* [GIVEN TASK]: Print the listing that follows, character for character.

* [SOURCE MATERIAL]:
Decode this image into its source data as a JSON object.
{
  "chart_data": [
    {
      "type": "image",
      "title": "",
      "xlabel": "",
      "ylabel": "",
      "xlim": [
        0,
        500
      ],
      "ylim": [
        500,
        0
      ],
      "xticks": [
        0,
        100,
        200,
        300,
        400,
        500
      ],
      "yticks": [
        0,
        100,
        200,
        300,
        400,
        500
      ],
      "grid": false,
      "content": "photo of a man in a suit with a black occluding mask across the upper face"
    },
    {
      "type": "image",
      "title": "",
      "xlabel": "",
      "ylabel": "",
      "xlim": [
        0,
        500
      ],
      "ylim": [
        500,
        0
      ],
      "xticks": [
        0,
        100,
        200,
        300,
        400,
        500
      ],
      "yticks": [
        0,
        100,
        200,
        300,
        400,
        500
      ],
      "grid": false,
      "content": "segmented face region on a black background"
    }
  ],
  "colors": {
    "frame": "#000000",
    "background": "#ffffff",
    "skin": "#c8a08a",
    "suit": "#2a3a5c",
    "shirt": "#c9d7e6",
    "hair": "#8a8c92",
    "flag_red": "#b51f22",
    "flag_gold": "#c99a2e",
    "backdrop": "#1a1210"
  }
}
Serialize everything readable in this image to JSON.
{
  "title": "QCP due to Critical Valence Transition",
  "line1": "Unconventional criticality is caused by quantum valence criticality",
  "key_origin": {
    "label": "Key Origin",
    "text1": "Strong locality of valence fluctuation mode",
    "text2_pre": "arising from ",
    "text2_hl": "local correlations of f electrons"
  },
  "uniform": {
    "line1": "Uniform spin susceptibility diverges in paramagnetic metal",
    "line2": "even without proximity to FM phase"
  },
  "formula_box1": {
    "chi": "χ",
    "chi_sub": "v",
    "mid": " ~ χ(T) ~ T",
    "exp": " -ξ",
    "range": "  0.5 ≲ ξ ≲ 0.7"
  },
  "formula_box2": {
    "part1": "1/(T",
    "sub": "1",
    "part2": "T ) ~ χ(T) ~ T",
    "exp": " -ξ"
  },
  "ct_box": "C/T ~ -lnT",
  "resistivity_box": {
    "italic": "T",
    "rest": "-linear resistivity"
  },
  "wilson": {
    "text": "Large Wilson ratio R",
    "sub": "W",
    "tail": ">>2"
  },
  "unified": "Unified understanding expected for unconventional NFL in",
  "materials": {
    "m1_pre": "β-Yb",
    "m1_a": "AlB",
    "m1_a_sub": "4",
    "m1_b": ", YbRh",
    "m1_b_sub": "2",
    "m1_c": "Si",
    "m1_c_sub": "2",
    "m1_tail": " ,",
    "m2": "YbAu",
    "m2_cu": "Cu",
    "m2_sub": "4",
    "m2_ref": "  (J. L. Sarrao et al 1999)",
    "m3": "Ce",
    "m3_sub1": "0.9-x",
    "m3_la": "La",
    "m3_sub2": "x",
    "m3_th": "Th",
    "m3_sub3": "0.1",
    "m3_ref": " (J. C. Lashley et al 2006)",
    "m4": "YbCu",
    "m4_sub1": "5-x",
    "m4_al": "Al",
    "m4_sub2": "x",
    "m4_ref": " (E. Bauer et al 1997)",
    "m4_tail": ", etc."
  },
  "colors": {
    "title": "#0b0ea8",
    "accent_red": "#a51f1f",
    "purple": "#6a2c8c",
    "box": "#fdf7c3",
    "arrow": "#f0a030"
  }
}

* [RESPONSE TO THE TASK]:
Decode this image into its source data as a JSON object.
{
  "chart_data": [
    {
      "type": "image",
      "title": "",
      "xlabel": "",
      "ylabel": "",
      "xlim": [
        0,
        500
      ],
      "ylim": [
        500,
        0
      ],
      "xticks": [
        0,
        100,
        200,
        300,
        400,
        500
      ],
      "yticks": [
        0,
        100,
        200,
        300,
        400,
        500
      ],
      "grid": false,
      "content": "photo of a man in a suit with a black occluding mask across the upper face"
    },
    {
      "type": "image",
      "title": "",
      "xlabel": "",
      "ylabel": "",
      "xlim": [
        0,
        500
      ],
      "ylim": [
        500,
        0
      ],
      "xticks": [
        0,
        100,
        200,
        300,
        400,
        500
      ],
      "yticks": [
        0,
        100,
        200,
        300,
        400,
        500
      ],
      "grid": false,
      "content": "segmented face region on a black background"
    }
  ],
  "colors": {
    "frame": "#000000",
    "background": "#ffffff",
    "skin": "#c8a08a",
    "suit": "#2a3a5c",
    "shirt": "#c9d7e6",
    "hair": "#8a8c92",
    "flag_red": "#b51f22",
    "flag_gold": "#c99a2e",
    "backdrop": "#1a1210"
  }
}
Serialize everything readable in this image to JSON.
{
  "title": "QCP due to Critical Valence Transition",
  "line1": "Unconventional criticality is caused by quantum valence criticality",
  "key_origin": {
    "label": "Key Origin",
    "text1": "Strong locality of valence fluctuation mode",
    "text2_pre": "arising from ",
    "text2_hl": "local correlations of f electrons"
  },
  "uniform": {
    "line1": "Uniform spin susceptibility diverges in paramagnetic metal",
    "line2": "even without proximity to FM phase"
  },
  "formula_box1": {
    "chi": "χ",
    "chi_sub": "v",
    "mid": " ~ χ(T) ~ T",
    "exp": " -ξ",
    "range": "  0.5 ≲ ξ ≲ 0.7"
  },
  "formula_box2": {
    "part1": "1/(T",
    "sub": "1",
    "part2": "T ) ~ χ(T) ~ T",
    "exp": " -ξ"
  },
  "ct_box": "C/T ~ -lnT",
  "resistivity_box": {
    "italic": "T",
    "rest": "-linear resistivity"
  },
  "wilson": {
    "text": "Large Wilson ratio R",
    "sub": "W",
    "tail": ">>2"
  },
  "unified": "Unified understanding expected for unconventional NFL in",
  "materials": {
    "m1_pre": "β-Yb",
    "m1_a": "AlB",
    "m1_a_sub": "4",
    "m1_b": ", YbRh",
    "m1_b_sub": "2",
    "m1_c": "Si",
    "m1_c_sub": "2",
    "m1_tail": " ,",
    "m2": "YbAu",
    "m2_cu": "Cu",
    "m2_sub": "4",
    "m2_ref": "  (J. L. Sarrao et al 1999)",
    "m3": "Ce",
    "m3_sub1": "0.9-x",
    "m3_la": "La",
    "m3_sub2": "x",
    "m3_th": "Th",
    "m3_sub3": "0.1",
    "m3_ref": " (J. C. Lashley et al 2006)",
    "m4": "YbCu",
    "m4_sub1": "5-x",
    "m4_al": "Al",
    "m4_sub2": "x",
    "m4_ref": " (E. Bauer et al 1997)",
    "m4_tail": ", etc."
  },
  "colors": {
    "title": "#0b0ea8",
    "accent_red": "#a51f1f",
    "purple": "#6a2c8c",
    "box": "#fdf7c3",
    "arrow": "#f0a030"
  }
}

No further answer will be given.